Task directions
Can you output the records below exactly as they are written?

Records provided
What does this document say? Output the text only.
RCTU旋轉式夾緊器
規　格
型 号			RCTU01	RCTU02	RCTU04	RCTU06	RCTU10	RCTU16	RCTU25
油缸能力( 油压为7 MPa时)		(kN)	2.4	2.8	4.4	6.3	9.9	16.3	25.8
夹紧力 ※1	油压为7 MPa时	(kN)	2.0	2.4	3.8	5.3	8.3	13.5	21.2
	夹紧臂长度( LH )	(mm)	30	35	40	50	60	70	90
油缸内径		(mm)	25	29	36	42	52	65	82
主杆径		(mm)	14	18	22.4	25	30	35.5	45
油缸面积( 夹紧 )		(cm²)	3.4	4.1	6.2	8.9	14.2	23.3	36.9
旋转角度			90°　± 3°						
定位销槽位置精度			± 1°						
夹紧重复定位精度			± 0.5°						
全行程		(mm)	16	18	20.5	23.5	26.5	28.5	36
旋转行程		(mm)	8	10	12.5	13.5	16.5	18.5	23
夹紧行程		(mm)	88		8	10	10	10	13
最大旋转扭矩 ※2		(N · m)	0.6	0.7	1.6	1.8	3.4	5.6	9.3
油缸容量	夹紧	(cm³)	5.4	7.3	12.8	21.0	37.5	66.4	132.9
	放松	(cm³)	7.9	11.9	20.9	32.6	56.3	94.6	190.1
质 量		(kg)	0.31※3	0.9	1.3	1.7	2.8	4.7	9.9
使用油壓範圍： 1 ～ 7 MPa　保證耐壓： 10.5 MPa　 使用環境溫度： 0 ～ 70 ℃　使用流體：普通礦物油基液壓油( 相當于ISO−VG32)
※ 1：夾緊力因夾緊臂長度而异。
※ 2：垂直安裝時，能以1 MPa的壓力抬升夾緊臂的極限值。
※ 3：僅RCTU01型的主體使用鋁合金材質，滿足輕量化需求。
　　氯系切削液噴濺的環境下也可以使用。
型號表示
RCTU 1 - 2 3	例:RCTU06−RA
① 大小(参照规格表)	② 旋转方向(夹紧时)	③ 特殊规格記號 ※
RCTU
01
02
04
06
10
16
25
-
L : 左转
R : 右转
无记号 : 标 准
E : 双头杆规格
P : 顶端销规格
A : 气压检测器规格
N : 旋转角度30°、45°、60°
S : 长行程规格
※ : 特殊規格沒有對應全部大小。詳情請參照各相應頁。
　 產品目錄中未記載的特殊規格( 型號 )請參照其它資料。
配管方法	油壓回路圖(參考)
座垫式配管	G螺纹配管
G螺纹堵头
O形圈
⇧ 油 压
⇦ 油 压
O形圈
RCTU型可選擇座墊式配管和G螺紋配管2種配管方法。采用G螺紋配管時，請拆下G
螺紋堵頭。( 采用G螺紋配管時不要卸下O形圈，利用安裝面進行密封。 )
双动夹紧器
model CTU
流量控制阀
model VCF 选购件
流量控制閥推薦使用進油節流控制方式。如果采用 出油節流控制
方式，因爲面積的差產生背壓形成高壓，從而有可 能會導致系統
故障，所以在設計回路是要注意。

Result for this exercise
What does this document say? Output the text only.
RCTU旋轉式夾緊器
規　格
型 号			RCTU01	RCTU02	RCTU04	RCTU06	RCTU10	RCTU16	RCTU25
油缸能力( 油压为7 MPa时)		(kN)	2.4	2.8	4.4	6.3	9.9	16.3	25.8
夹紧力 ※1	油压为7 MPa时	(kN)	2.0	2.4	3.8	5.3	8.3	13.5	21.2
	夹紧臂长度( LH )	(mm)	30	35	40	50	60	70	90
油缸内径		(mm)	25	29	36	42	52	65	82
主杆径		(mm)	14	18	22.4	25	30	35.5	45
油缸面积( 夹紧 )		(cm²)	3.4	4.1	6.2	8.9	14.2	23.3	36.9
旋转角度			90°　± 3°						
定位销槽位置精度			± 1°						
夹紧重复定位精度			± 0.5°						
全行程		(mm)	16	18	20.5	23.5	26.5	28.5	36
旋转行程		(mm)	8	10	12.5	13.5	16.5	18.5	23
夹紧行程		(mm)	88		8	10	10	10	13
最大旋转扭矩 ※2		(N · m)	0.6	0.7	1.6	1.8	3.4	5.6	9.3
油缸容量	夹紧	(cm³)	5.4	7.3	12.8	21.0	37.5	66.4	132.9
	放松	(cm³)	7.9	11.9	20.9	32.6	56.3	94.6	190.1
质 量		(kg)	0.31※3	0.9	1.3	1.7	2.8	4.7	9.9
使用油壓範圍： 1 ～ 7 MPa　保證耐壓： 10.5 MPa　 使用環境溫度： 0 ～ 70 ℃　使用流體：普通礦物油基液壓油( 相當于ISO−VG32)
※ 1：夾緊力因夾緊臂長度而异。
※ 2：垂直安裝時，能以1 MPa的壓力抬升夾緊臂的極限值。
※ 3：僅RCTU01型的主體使用鋁合金材質，滿足輕量化需求。
　　氯系切削液噴濺的環境下也可以使用。
型號表示
RCTU 1 - 2 3	例:RCTU06−RA
① 大小(参照规格表)	② 旋转方向(夹紧时)	③ 特殊规格記號 ※
RCTU
01
02
04
06
10
16
25
-
L : 左转
R : 右转
无记号 : 标 准
E : 双头杆规格
P : 顶端销规格
A : 气压检测器规格
N : 旋转角度30°、45°、60°
S : 长行程规格
※ : 特殊規格沒有對應全部大小。詳情請參照各相應頁。
　 產品目錄中未記載的特殊規格( 型號 )請參照其它資料。
配管方法	油壓回路圖(參考)
座垫式配管	G螺纹配管
G螺纹堵头
O形圈
⇧ 油 压
⇦ 油 压
O形圈
RCTU型可選擇座墊式配管和G螺紋配管2種配管方法。采用G螺紋配管時，請拆下G
螺紋堵頭。( 采用G螺紋配管時不要卸下O形圈，利用安裝面進行密封。 )
双动夹紧器
model CTU
流量控制阀
model VCF 选购件
流量控制閥推薦使用進油節流控制方式。如果采用 出油節流控制
方式，因爲面積的差產生背壓形成高壓，從而有可 能會導致系統
故障，所以在設計回路是要注意。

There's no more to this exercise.